Direction –
Could you continue the statement below on Apple removing an app from its Russian store, picking up after its last sentence?

BREAKING: Apple wields monopoly power to remove democracy app in Russia
Today, the New York Times reported that Apple and Google removed an app from their Russian app stores under pressure from the Russian government.
This is our statement on the news, which can be attributed to Evan Greer (she/her), Director, Fight for the Future:
“Today’s news makes crystal clear: Apple’s restrictive and authoritarian app store policies are a human rights catastrophe. As long as Apple maintains a stranglehold over what software millions of people can and can’t run on devices that they own, the App Store will continue to be a convenient choke point for government censorship and crackdowns on dissent.
While Android users will be able to circumvent this ban through sideloading their phones, iPhone users have no such recourse. Apple’s authoritarian app store policies make it easy for autocratic regimes to pull the plug on democratic initiatives. And by maintaining its absolute control over the App Store, Apple willfully puts its employees in harm’s way in these countries so it can continue squeezing app developers and consumers while contributing nothing to user security or experience.
Apple’s top-down monopolistic approach is at the root of their harm. Part of the reason they’ve received such massive backlash for their misguided proposal to conduct on-device photo and message scanning is that their walled-garden model would make it impossible to avoid, even if users knew that the system had been co-opted by a government using it to look for, say, protest images, instead of CSAM. When the world learned that spyware firms had exploited a vulnerability in iMessage to hack the phones of dissidents, iPhone users couldn’t do anything other than wait for an update, because you can’t uninstall iMessage from your phone.

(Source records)

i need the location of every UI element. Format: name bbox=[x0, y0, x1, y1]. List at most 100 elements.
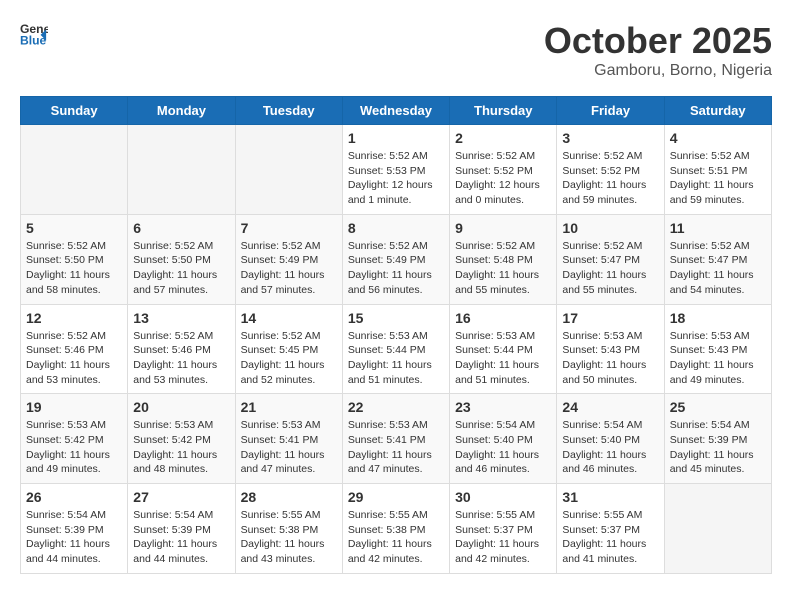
logo-icon: General Blue bbox=[20, 20, 48, 48]
weekday-header-tuesday: Tuesday bbox=[235, 97, 342, 125]
day-number: 14 bbox=[241, 310, 337, 326]
day-number: 22 bbox=[348, 399, 444, 415]
calendar-cell: 30 Sunrise: 5:55 AMSunset: 5:37 PMDayligh… bbox=[450, 484, 557, 574]
calendar-cell: 3 Sunrise: 5:52 AMSunset: 5:52 PMDaylight… bbox=[557, 125, 664, 215]
logo: General Blue bbox=[20, 20, 48, 48]
day-info: Sunrise: 5:55 AMSunset: 5:37 PMDaylight:… bbox=[455, 508, 551, 567]
day-number: 19 bbox=[26, 399, 122, 415]
weekday-header-sunday: Sunday bbox=[21, 97, 128, 125]
calendar-cell: 16 Sunrise: 5:53 AMSunset: 5:44 PMDayligh… bbox=[450, 304, 557, 394]
day-info: Sunrise: 5:52 AMSunset: 5:50 PMDaylight:… bbox=[133, 239, 229, 298]
day-number: 13 bbox=[133, 310, 229, 326]
calendar-cell: 29 Sunrise: 5:55 AMSunset: 5:38 PMDayligh… bbox=[342, 484, 449, 574]
title-area: October 2025 Gamboru, Borno, Nigeria bbox=[544, 20, 772, 80]
day-info: Sunrise: 5:52 AMSunset: 5:48 PMDaylight:… bbox=[455, 239, 551, 298]
calendar-cell: 11 Sunrise: 5:52 AMSunset: 5:47 PMDayligh… bbox=[664, 214, 771, 304]
calendar-week-row: 19 Sunrise: 5:53 AMSunset: 5:42 PMDayligh… bbox=[21, 394, 772, 484]
calendar-cell: 6 Sunrise: 5:52 AMSunset: 5:50 PMDaylight… bbox=[128, 214, 235, 304]
day-number: 17 bbox=[562, 310, 658, 326]
calendar-cell: 27Sunrise: 5:54 AMSunset: 5:39 PMDayligh… bbox=[128, 484, 235, 574]
day-number: 9 bbox=[455, 220, 551, 236]
calendar-cell: 5 Sunrise: 5:52 AMSunset: 5:50 PMDaylight… bbox=[21, 214, 128, 304]
day-number: 25 bbox=[670, 399, 766, 415]
day-number: 23 bbox=[455, 399, 551, 415]
calendar-cell: 13 Sunrise: 5:52 AMSunset: 5:46 PMDayligh… bbox=[128, 304, 235, 394]
day-info: Sunrise: 5:55 AMSunset: 5:38 PMDaylight:… bbox=[241, 508, 337, 567]
day-info: Sunrise: 5:52 AMSunset: 5:52 PMDaylight:… bbox=[562, 149, 658, 208]
day-info: Sunrise: 5:52 AMSunset: 5:46 PMDaylight:… bbox=[133, 329, 229, 388]
day-info: Sunrise: 5:53 AMSunset: 5:44 PMDaylight:… bbox=[455, 329, 551, 388]
calendar-cell: 21 Sunrise: 5:53 AMSunset: 5:41 PMDayligh… bbox=[235, 394, 342, 484]
day-number: 30 bbox=[455, 489, 551, 505]
day-number: 21 bbox=[241, 399, 337, 415]
day-info: Sunrise: 5:54 AMSunset: 5:40 PMDaylight:… bbox=[455, 418, 551, 477]
calendar-cell: 8Sunrise: 5:52 AMSunset: 5:49 PMDaylight… bbox=[342, 214, 449, 304]
day-info: Sunrise: 5:54 AMSunset: 5:39 PMDaylight:… bbox=[670, 418, 766, 477]
calendar-cell: 22Sunrise: 5:53 AMSunset: 5:41 PMDayligh… bbox=[342, 394, 449, 484]
day-number: 26 bbox=[26, 489, 122, 505]
day-number: 28 bbox=[241, 489, 337, 505]
day-number: 7 bbox=[241, 220, 337, 236]
day-number: 3 bbox=[562, 130, 658, 146]
day-number: 6 bbox=[133, 220, 229, 236]
weekday-header-friday: Friday bbox=[557, 97, 664, 125]
calendar-cell: 9 Sunrise: 5:52 AMSunset: 5:48 PMDaylight… bbox=[450, 214, 557, 304]
month-title: October 2025 bbox=[544, 20, 772, 62]
day-info: Sunrise: 5:52 AMSunset: 5:50 PMDaylight:… bbox=[26, 239, 122, 298]
calendar-cell: 15 Sunrise: 5:53 AMSunset: 5:44 PMDayligh… bbox=[342, 304, 449, 394]
day-info: Sunrise: 5:52 AMSunset: 5:51 PMDaylight:… bbox=[670, 149, 766, 208]
day-info: Sunrise: 5:53 AMSunset: 5:44 PMDaylight:… bbox=[348, 329, 444, 388]
weekday-header-saturday: Saturday bbox=[664, 97, 771, 125]
calendar-cell bbox=[235, 125, 342, 215]
calendar-cell: 28 Sunrise: 5:55 AMSunset: 5:38 PMDayligh… bbox=[235, 484, 342, 574]
calendar-cell: 19 Sunrise: 5:53 AMSunset: 5:42 PMDayligh… bbox=[21, 394, 128, 484]
calendar-cell: 10Sunrise: 5:52 AMSunset: 5:47 PMDayligh… bbox=[557, 214, 664, 304]
calendar-cell: 7 Sunrise: 5:52 AMSunset: 5:49 PMDaylight… bbox=[235, 214, 342, 304]
day-info: Sunrise: 5:52 AMSunset: 5:49 PMDaylight:… bbox=[348, 239, 444, 298]
calendar-cell: 24Sunrise: 5:54 AMSunset: 5:40 PMDayligh… bbox=[557, 394, 664, 484]
day-info: Sunrise: 5:54 AMSunset: 5:40 PMDaylight:… bbox=[562, 418, 658, 477]
calendar-cell: 1 Sunrise: 5:52 AMSunset: 5:53 PMDaylight… bbox=[342, 125, 449, 215]
calendar-week-row: 1 Sunrise: 5:52 AMSunset: 5:53 PMDaylight… bbox=[21, 125, 772, 215]
calendar-cell: 20Sunrise: 5:53 AMSunset: 5:42 PMDayligh… bbox=[128, 394, 235, 484]
calendar-table: SundayMondayTuesdayWednesdayThursdayFrid… bbox=[20, 96, 772, 574]
day-number: 2 bbox=[455, 130, 551, 146]
calendar-cell: 18 Sunrise: 5:53 AMSunset: 5:43 PMDayligh… bbox=[664, 304, 771, 394]
weekday-header-row: SundayMondayTuesdayWednesdayThursdayFrid… bbox=[21, 97, 772, 125]
day-info: Sunrise: 5:52 AMSunset: 5:49 PMDaylight:… bbox=[241, 239, 337, 298]
calendar-cell bbox=[128, 125, 235, 215]
calendar-week-row: 26 Sunrise: 5:54 AMSunset: 5:39 PMDayligh… bbox=[21, 484, 772, 574]
day-info: Sunrise: 5:52 AMSunset: 5:45 PMDaylight:… bbox=[241, 329, 337, 388]
day-info: Sunrise: 5:53 AMSunset: 5:41 PMDaylight:… bbox=[241, 418, 337, 477]
calendar-cell: 12Sunrise: 5:52 AMSunset: 5:46 PMDayligh… bbox=[21, 304, 128, 394]
day-info: Sunrise: 5:52 AMSunset: 5:46 PMDaylight:… bbox=[26, 329, 122, 388]
page-header: General Blue October 2025 Gamboru, Borno… bbox=[20, 20, 772, 80]
weekday-header-wednesday: Wednesday bbox=[342, 97, 449, 125]
day-info: Sunrise: 5:53 AMSunset: 5:42 PMDaylight:… bbox=[26, 418, 122, 477]
day-number: 18 bbox=[670, 310, 766, 326]
day-number: 11 bbox=[670, 220, 766, 236]
calendar-cell: 25 Sunrise: 5:54 AMSunset: 5:39 PMDayligh… bbox=[664, 394, 771, 484]
day-info: Sunrise: 5:54 AMSunset: 5:39 PMDaylight:… bbox=[26, 508, 122, 567]
day-info: Sunrise: 5:53 AMSunset: 5:42 PMDaylight:… bbox=[133, 418, 229, 477]
day-info: Sunrise: 5:52 AMSunset: 5:47 PMDaylight:… bbox=[670, 239, 766, 298]
day-number: 5 bbox=[26, 220, 122, 236]
day-info: Sunrise: 5:53 AMSunset: 5:43 PMDaylight:… bbox=[670, 329, 766, 388]
calendar-cell: 23 Sunrise: 5:54 AMSunset: 5:40 PMDayligh… bbox=[450, 394, 557, 484]
day-number: 4 bbox=[670, 130, 766, 146]
day-info: Sunrise: 5:52 AMSunset: 5:53 PMDaylight:… bbox=[348, 149, 444, 208]
day-number: 1 bbox=[348, 130, 444, 146]
day-number: 16 bbox=[455, 310, 551, 326]
calendar-cell: 4 Sunrise: 5:52 AMSunset: 5:51 PMDaylight… bbox=[664, 125, 771, 215]
day-number: 15 bbox=[348, 310, 444, 326]
day-number: 31 bbox=[562, 489, 658, 505]
calendar-cell: 2 Sunrise: 5:52 AMSunset: 5:52 PMDaylight… bbox=[450, 125, 557, 215]
calendar-cell: 31Sunrise: 5:55 AMSunset: 5:37 PMDayligh… bbox=[557, 484, 664, 574]
calendar-cell bbox=[664, 484, 771, 574]
calendar-cell: 26 Sunrise: 5:54 AMSunset: 5:39 PMDayligh… bbox=[21, 484, 128, 574]
day-number: 27 bbox=[133, 489, 229, 505]
day-info: Sunrise: 5:52 AMSunset: 5:52 PMDaylight:… bbox=[455, 149, 551, 208]
day-number: 29 bbox=[348, 489, 444, 505]
calendar-week-row: 5 Sunrise: 5:52 AMSunset: 5:50 PMDaylight… bbox=[21, 214, 772, 304]
day-info: Sunrise: 5:55 AMSunset: 5:38 PMDaylight:… bbox=[348, 508, 444, 567]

Output of the task –
Make no mistake, we are only in the early days of authoritarian exploitation of technology to consolidate power and crush dissent. Autocratic regimes will continue testing the limits of what they can get away with and how they can make Big Tech complicit in fast tracking their agendas. The only way to put an end to this — and protect the Internet, democracy, and tech workers in the process — is to allow sideloading and app store alternatives on these devices. And if Apple refuses to do so, then it’s up to lawmakers to force them to.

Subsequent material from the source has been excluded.